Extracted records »
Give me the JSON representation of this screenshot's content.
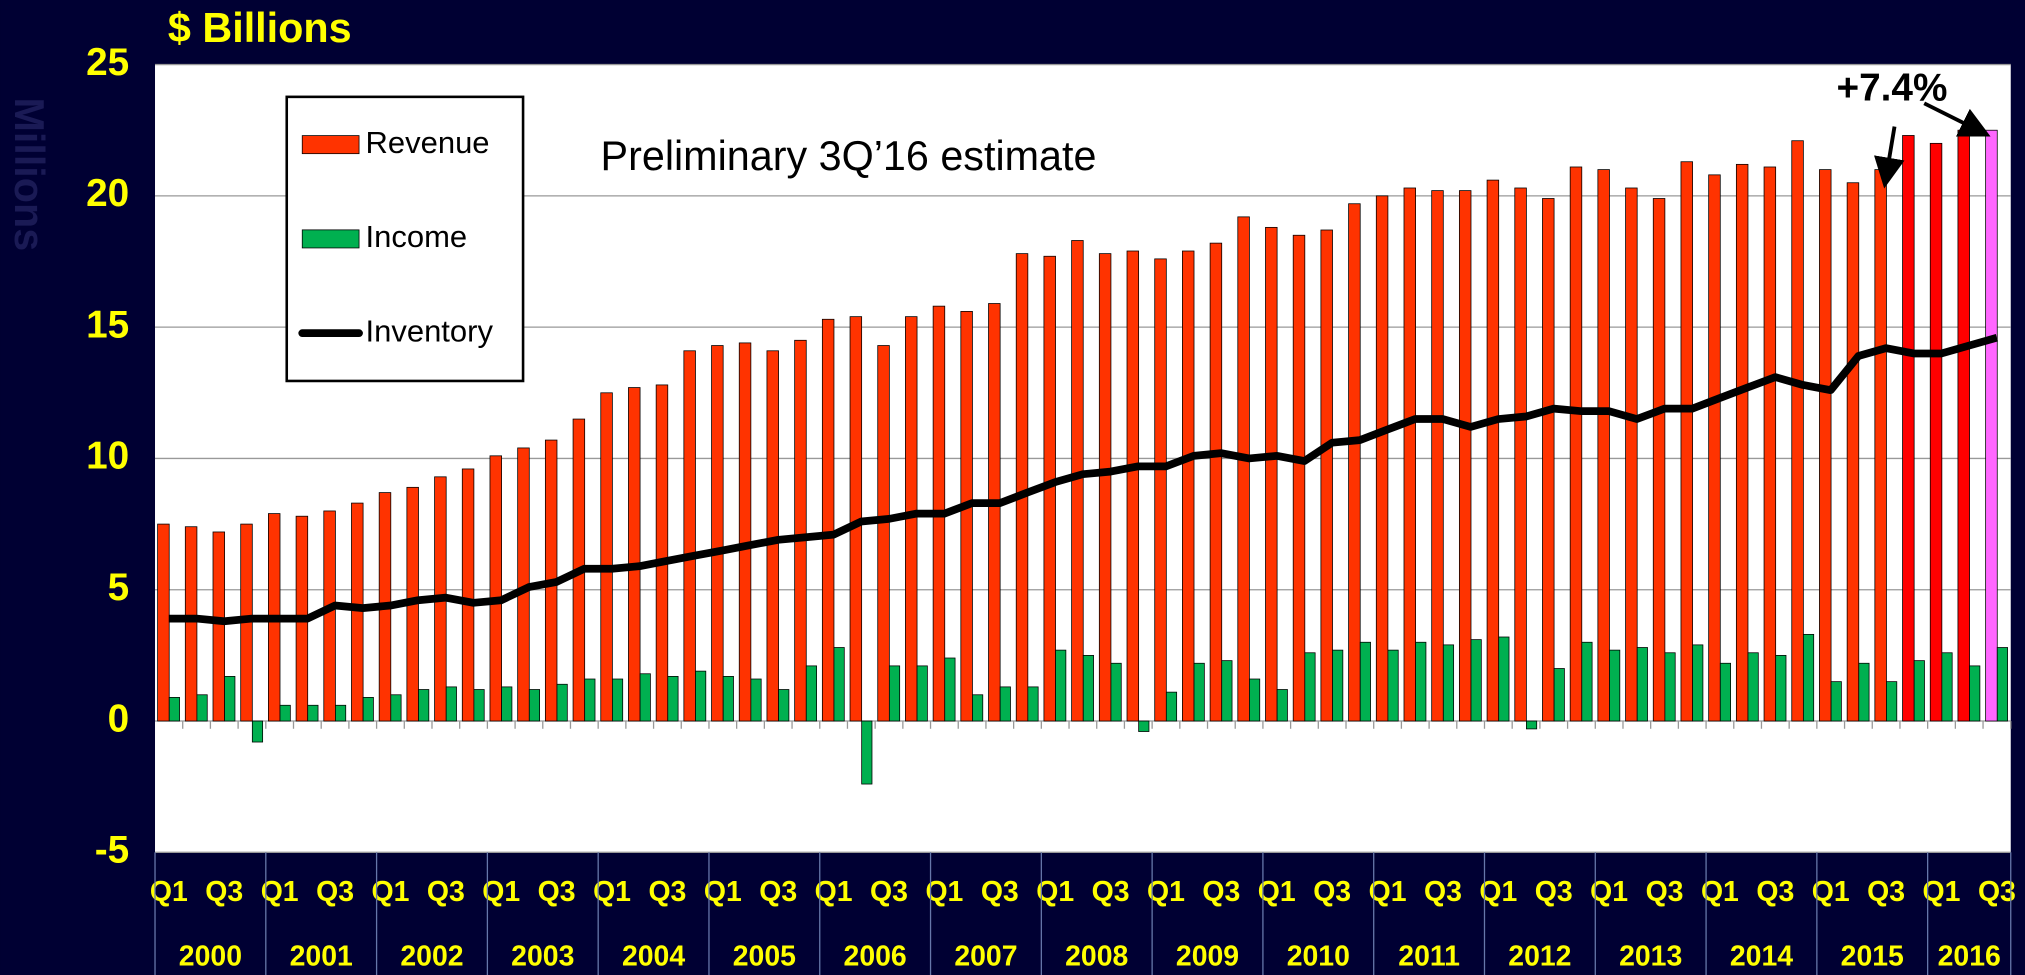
{
  "chart_data": {
    "type": "bar_line",
    "title": "$ Billions",
    "y_label": "Millions",
    "annotation": "Preliminary 3Q’16 estimate",
    "callout": "+7.4%",
    "categories": [
      "Q1",
      null,
      "Q3",
      null,
      "Q1",
      null,
      "Q3",
      null,
      "Q1",
      null,
      "Q3",
      null,
      "Q1",
      null,
      "Q3",
      null,
      "Q1",
      null,
      "Q3",
      null,
      "Q1",
      null,
      "Q3",
      null,
      "Q1",
      null,
      "Q3",
      null,
      "Q1",
      null,
      "Q3",
      null,
      "Q1",
      null,
      "Q3",
      null,
      "Q1",
      null,
      "Q3",
      null,
      "Q1",
      null,
      "Q3",
      null,
      "Q1",
      null,
      "Q3",
      null,
      "Q1",
      null,
      "Q3",
      null,
      "Q1",
      null,
      "Q3",
      null,
      "Q1",
      null,
      "Q3",
      null,
      "Q1",
      null,
      "Q3",
      null,
      "Q1",
      null,
      "Q3"
    ],
    "years": [
      "2000",
      "2001",
      "2002",
      "2003",
      "2004",
      "2005",
      "2006",
      "2007",
      "2008",
      "2009",
      "2010",
      "2011",
      "2012",
      "2013",
      "2014",
      "2015",
      "2016"
    ],
    "ylim": [
      -5,
      25
    ],
    "yticks": [
      -5,
      0,
      5,
      10,
      15,
      20,
      25
    ],
    "grid": true,
    "series": [
      {
        "name": "Revenue",
        "kind": "bar",
        "color": "#ff3300",
        "colors": [
          "#ff3300",
          "#ff3300",
          "#ff3300",
          "#ff3300",
          "#ff3300",
          "#ff3300",
          "#ff3300",
          "#ff3300",
          "#ff3300",
          "#ff3300",
          "#ff3300",
          "#ff3300",
          "#ff3300",
          "#ff3300",
          "#ff3300",
          "#ff3300",
          "#ff3300",
          "#ff3300",
          "#ff3300",
          "#ff3300",
          "#ff3300",
          "#ff3300",
          "#ff3300",
          "#ff3300",
          "#ff3300",
          "#ff3300",
          "#ff3300",
          "#ff3300",
          "#ff3300",
          "#ff3300",
          "#ff3300",
          "#ff3300",
          "#ff3300",
          "#ff3300",
          "#ff3300",
          "#ff3300",
          "#ff3300",
          "#ff3300",
          "#ff3300",
          "#ff3300",
          "#ff3300",
          "#ff3300",
          "#ff3300",
          "#ff3300",
          "#ff3300",
          "#ff3300",
          "#ff3300",
          "#ff3300",
          "#ff3300",
          "#ff3300",
          "#ff3300",
          "#ff3300",
          "#ff3300",
          "#ff3300",
          "#ff3300",
          "#ff3300",
          "#ff3300",
          "#ff3300",
          "#ff3300",
          "#ff3300",
          "#ff3300",
          "#ff3300",
          "#ff3300",
          "#ff0000",
          "#ff0000",
          "#ff0000",
          "#ff66ff"
        ],
        "values": [
          7.5,
          7.4,
          7.2,
          7.5,
          7.9,
          7.8,
          8.0,
          8.3,
          8.7,
          8.9,
          9.3,
          9.6,
          10.1,
          10.4,
          10.7,
          11.5,
          12.5,
          12.7,
          12.8,
          14.1,
          14.3,
          14.4,
          14.1,
          14.5,
          15.3,
          15.4,
          14.3,
          15.4,
          15.8,
          15.6,
          15.9,
          17.8,
          17.7,
          18.3,
          17.8,
          17.9,
          17.6,
          17.9,
          18.2,
          19.2,
          18.8,
          18.5,
          18.7,
          19.7,
          20.0,
          20.3,
          20.2,
          20.2,
          20.6,
          20.3,
          19.9,
          21.1,
          21.0,
          20.3,
          19.9,
          21.3,
          20.8,
          21.2,
          21.1,
          22.1,
          21.0,
          20.5,
          21.0,
          22.3,
          22.0,
          22.5,
          22.5
        ]
      },
      {
        "name": "Income",
        "kind": "bar",
        "color": "#00b050",
        "values": [
          0.9,
          1.0,
          1.7,
          -0.8,
          0.6,
          0.6,
          0.6,
          0.9,
          1.0,
          1.2,
          1.3,
          1.2,
          1.3,
          1.2,
          1.4,
          1.6,
          1.6,
          1.8,
          1.7,
          1.9,
          1.7,
          1.6,
          1.2,
          2.1,
          2.8,
          -2.4,
          2.1,
          2.1,
          2.4,
          1.0,
          1.3,
          1.3,
          2.7,
          2.5,
          2.2,
          -0.4,
          1.1,
          2.2,
          2.3,
          1.6,
          1.2,
          2.6,
          2.7,
          3.0,
          2.7,
          3.0,
          2.9,
          3.1,
          3.2,
          -0.3,
          2.0,
          3.0,
          2.7,
          2.8,
          2.6,
          2.9,
          2.2,
          2.6,
          2.5,
          3.3,
          1.5,
          2.2,
          1.5,
          2.3,
          2.6,
          2.1,
          2.8
        ]
      },
      {
        "name": "Inventory",
        "kind": "line",
        "color": "#000000",
        "values": [
          3.9,
          3.9,
          3.8,
          3.9,
          3.9,
          3.9,
          4.4,
          4.3,
          4.4,
          4.6,
          4.7,
          4.5,
          4.6,
          5.1,
          5.3,
          5.8,
          5.8,
          5.9,
          6.1,
          6.3,
          6.5,
          6.7,
          6.9,
          7.0,
          7.1,
          7.6,
          7.7,
          7.9,
          7.9,
          8.3,
          8.3,
          8.7,
          9.1,
          9.4,
          9.5,
          9.7,
          9.7,
          10.1,
          10.2,
          10.0,
          10.1,
          9.9,
          10.6,
          10.7,
          11.1,
          11.5,
          11.5,
          11.2,
          11.5,
          11.6,
          11.9,
          11.8,
          11.8,
          11.5,
          11.9,
          11.9,
          12.3,
          12.7,
          13.1,
          12.8,
          12.6,
          13.9,
          14.2,
          14.0,
          14.0,
          14.3,
          14.6
        ]
      }
    ]
  }
}
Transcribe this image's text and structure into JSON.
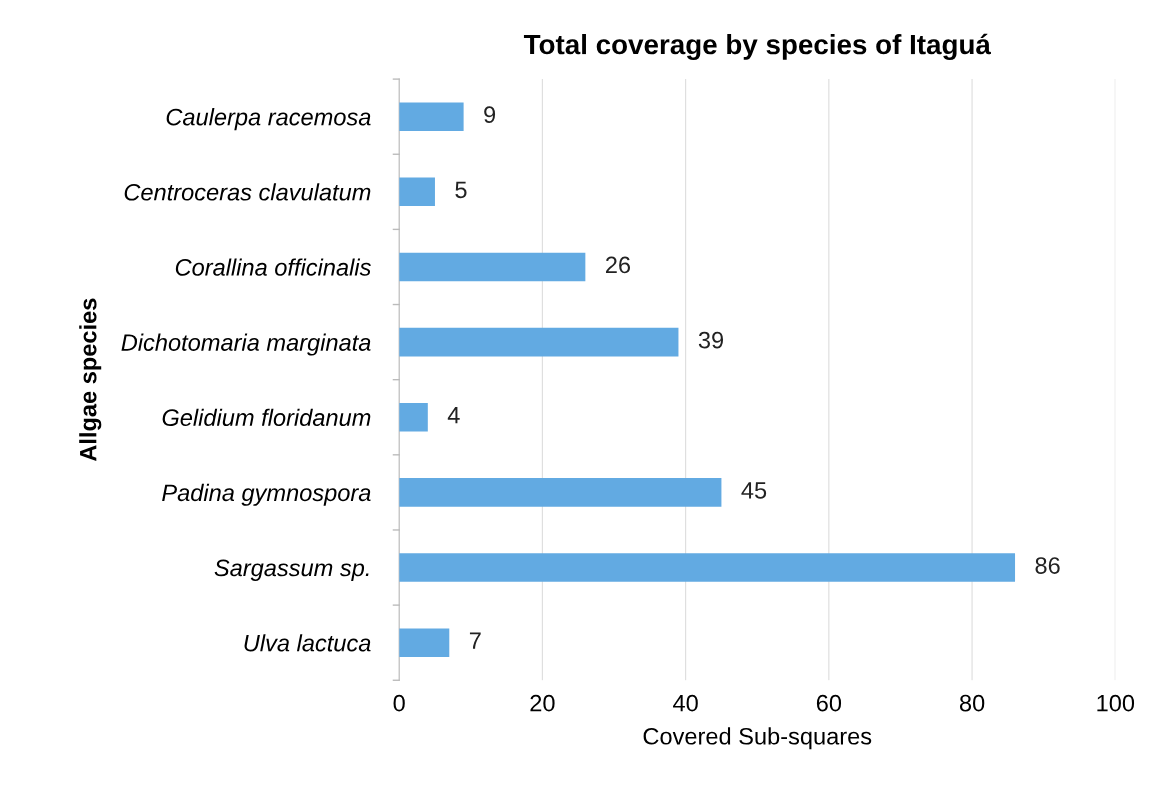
{
  "chart_data": {
    "type": "bar",
    "orientation": "horizontal",
    "title": "Total coverage by species of Itaguá",
    "xlabel": "Covered Sub-squares",
    "ylabel": "Allgae species",
    "categories": [
      "Caulerpa racemosa",
      "Centroceras clavulatum",
      "Corallina officinalis",
      "Dichotomaria marginata",
      "Gelidium floridanum",
      "Padina gymnospora",
      "Sargassum sp.",
      "Ulva lactuca"
    ],
    "values": [
      9,
      5,
      26,
      39,
      4,
      45,
      86,
      7
    ],
    "color": "#62aae2",
    "xlim": [
      0,
      100
    ],
    "xticks": [
      0,
      20,
      40,
      60,
      80,
      100
    ],
    "grid": "x",
    "data_labels": true
  }
}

What the task asks » All of the entries above should be duplicated exactly, except for the pictures.

Solved exercise »
Give me the JSON representation of this screenshot's content.
{
  "chart_data": {
    "type": "bar_line",
    "title": "$ Billions",
    "y_label": "Millions",
    "annotation": "Preliminary 3Q’16 estimate",
    "callout": "+7.4%",
    "categories": [
      "Q1",
      null,
      "Q3",
      null,
      "Q1",
      null,
      "Q3",
      null,
      "Q1",
      null,
      "Q3",
      null,
      "Q1",
      null,
      "Q3",
      null,
      "Q1",
      null,
      "Q3",
      null,
      "Q1",
      null,
      "Q3",
      null,
      "Q1",
      null,
      "Q3",
      null,
      "Q1",
      null,
      "Q3",
      null,
      "Q1",
      null,
      "Q3",
      null,
      "Q1",
      null,
      "Q3",
      null,
      "Q1",
      null,
      "Q3",
      null,
      "Q1",
      null,
      "Q3",
      null,
      "Q1",
      null,
      "Q3",
      null,
      "Q1",
      null,
      "Q3",
      null,
      "Q1",
      null,
      "Q3",
      null,
      "Q1",
      null,
      "Q3",
      null,
      "Q1",
      null,
      "Q3"
    ],
    "years": [
      "2000",
      "2001",
      "2002",
      "2003",
      "2004",
      "2005",
      "2006",
      "2007",
      "2008",
      "2009",
      "2010",
      "2011",
      "2012",
      "2013",
      "2014",
      "2015",
      "2016"
    ],
    "ylim": [
      -5,
      25
    ],
    "yticks": [
      -5,
      0,
      5,
      10,
      15,
      20,
      25
    ],
    "grid": true,
    "series": [
      {
        "name": "Revenue",
        "kind": "bar",
        "color": "#ff3300",
        "colors": [
          "#ff3300",
          "#ff3300",
          "#ff3300",
          "#ff3300",
          "#ff3300",
          "#ff3300",
          "#ff3300",
          "#ff3300",
          "#ff3300",
          "#ff3300",
          "#ff3300",
          "#ff3300",
          "#ff3300",
          "#ff3300",
          "#ff3300",
          "#ff3300",
          "#ff3300",
          "#ff3300",
          "#ff3300",
          "#ff3300",
          "#ff3300",
          "#ff3300",
          "#ff3300",
          "#ff3300",
          "#ff3300",
          "#ff3300",
          "#ff3300",
          "#ff3300",
          "#ff3300",
          "#ff3300",
          "#ff3300",
          "#ff3300",
          "#ff3300",
          "#ff3300",
          "#ff3300",
          "#ff3300",
          "#ff3300",
          "#ff3300",
          "#ff3300",
          "#ff3300",
          "#ff3300",
          "#ff3300",
          "#ff3300",
          "#ff3300",
          "#ff3300",
          "#ff3300",
          "#ff3300",
          "#ff3300",
          "#ff3300",
          "#ff3300",
          "#ff3300",
          "#ff3300",
          "#ff3300",
          "#ff3300",
          "#ff3300",
          "#ff3300",
          "#ff3300",
          "#ff3300",
          "#ff3300",
          "#ff3300",
          "#ff3300",
          "#ff3300",
          "#ff3300",
          "#ff0000",
          "#ff0000",
          "#ff0000",
          "#ff66ff"
        ],
        "values": [
          7.5,
          7.4,
          7.2,
          7.5,
          7.9,
          7.8,
          8.0,
          8.3,
          8.7,
          8.9,
          9.3,
          9.6,
          10.1,
          10.4,
          10.7,
          11.5,
          12.5,
          12.7,
          12.8,
          14.1,
          14.3,
          14.4,
          14.1,
          14.5,
          15.3,
          15.4,
          14.3,
          15.4,
          15.8,
          15.6,
          15.9,
          17.8,
          17.7,
          18.3,
          17.8,
          17.9,
          17.6,
          17.9,
          18.2,
          19.2,
          18.8,
          18.5,
          18.7,
          19.7,
          20.0,
          20.3,
          20.2,
          20.2,
          20.6,
          20.3,
          19.9,
          21.1,
          21.0,
          20.3,
          19.9,
          21.3,
          20.8,
          21.2,
          21.1,
          22.1,
          21.0,
          20.5,
          21.0,
          22.3,
          22.0,
          22.5,
          22.5
        ]
      },
      {
        "name": "Income",
        "kind": "bar",
        "color": "#00b050",
        "values": [
          0.9,
          1.0,
          1.7,
          -0.8,
          0.6,
          0.6,
          0.6,
          0.9,
          1.0,
          1.2,
          1.3,
          1.2,
          1.3,
          1.2,
          1.4,
          1.6,
          1.6,
          1.8,
          1.7,
          1.9,
          1.7,
          1.6,
          1.2,
          2.1,
          2.8,
          -2.4,
          2.1,
          2.1,
          2.4,
          1.0,
          1.3,
          1.3,
          2.7,
          2.5,
          2.2,
          -0.4,
          1.1,
          2.2,
          2.3,
          1.6,
          1.2,
          2.6,
          2.7,
          3.0,
          2.7,
          3.0,
          2.9,
          3.1,
          3.2,
          -0.3,
          2.0,
          3.0,
          2.7,
          2.8,
          2.6,
          2.9,
          2.2,
          2.6,
          2.5,
          3.3,
          1.5,
          2.2,
          1.5,
          2.3,
          2.6,
          2.1,
          2.8
        ]
      },
      {
        "name": "Inventory",
        "kind": "line",
        "color": "#000000",
        "values": [
          3.9,
          3.9,
          3.8,
          3.9,
          3.9,
          3.9,
          4.4,
          4.3,
          4.4,
          4.6,
          4.7,
          4.5,
          4.6,
          5.1,
          5.3,
          5.8,
          5.8,
          5.9,
          6.1,
          6.3,
          6.5,
          6.7,
          6.9,
          7.0,
          7.1,
          7.6,
          7.7,
          7.9,
          7.9,
          8.3,
          8.3,
          8.7,
          9.1,
          9.4,
          9.5,
          9.7,
          9.7,
          10.1,
          10.2,
          10.0,
          10.1,
          9.9,
          10.6,
          10.7,
          11.1,
          11.5,
          11.5,
          11.2,
          11.5,
          11.6,
          11.9,
          11.8,
          11.8,
          11.5,
          11.9,
          11.9,
          12.3,
          12.7,
          13.1,
          12.8,
          12.6,
          13.9,
          14.2,
          14.0,
          14.0,
          14.3,
          14.6
        ]
      }
    ]
  }
}
Transcribe this image's text and structure into JSON.
{
  "chart_data": {
    "type": "bar",
    "orientation": "horizontal",
    "title": "Total coverage by species of Itaguá",
    "xlabel": "Covered Sub-squares",
    "ylabel": "Allgae species",
    "categories": [
      "Caulerpa racemosa",
      "Centroceras clavulatum",
      "Corallina officinalis",
      "Dichotomaria marginata",
      "Gelidium floridanum",
      "Padina gymnospora",
      "Sargassum sp.",
      "Ulva lactuca"
    ],
    "values": [
      9,
      5,
      26,
      39,
      4,
      45,
      86,
      7
    ],
    "color": "#62aae2",
    "xlim": [
      0,
      100
    ],
    "xticks": [
      0,
      20,
      40,
      60,
      80,
      100
    ],
    "grid": "x",
    "data_labels": true
  }
}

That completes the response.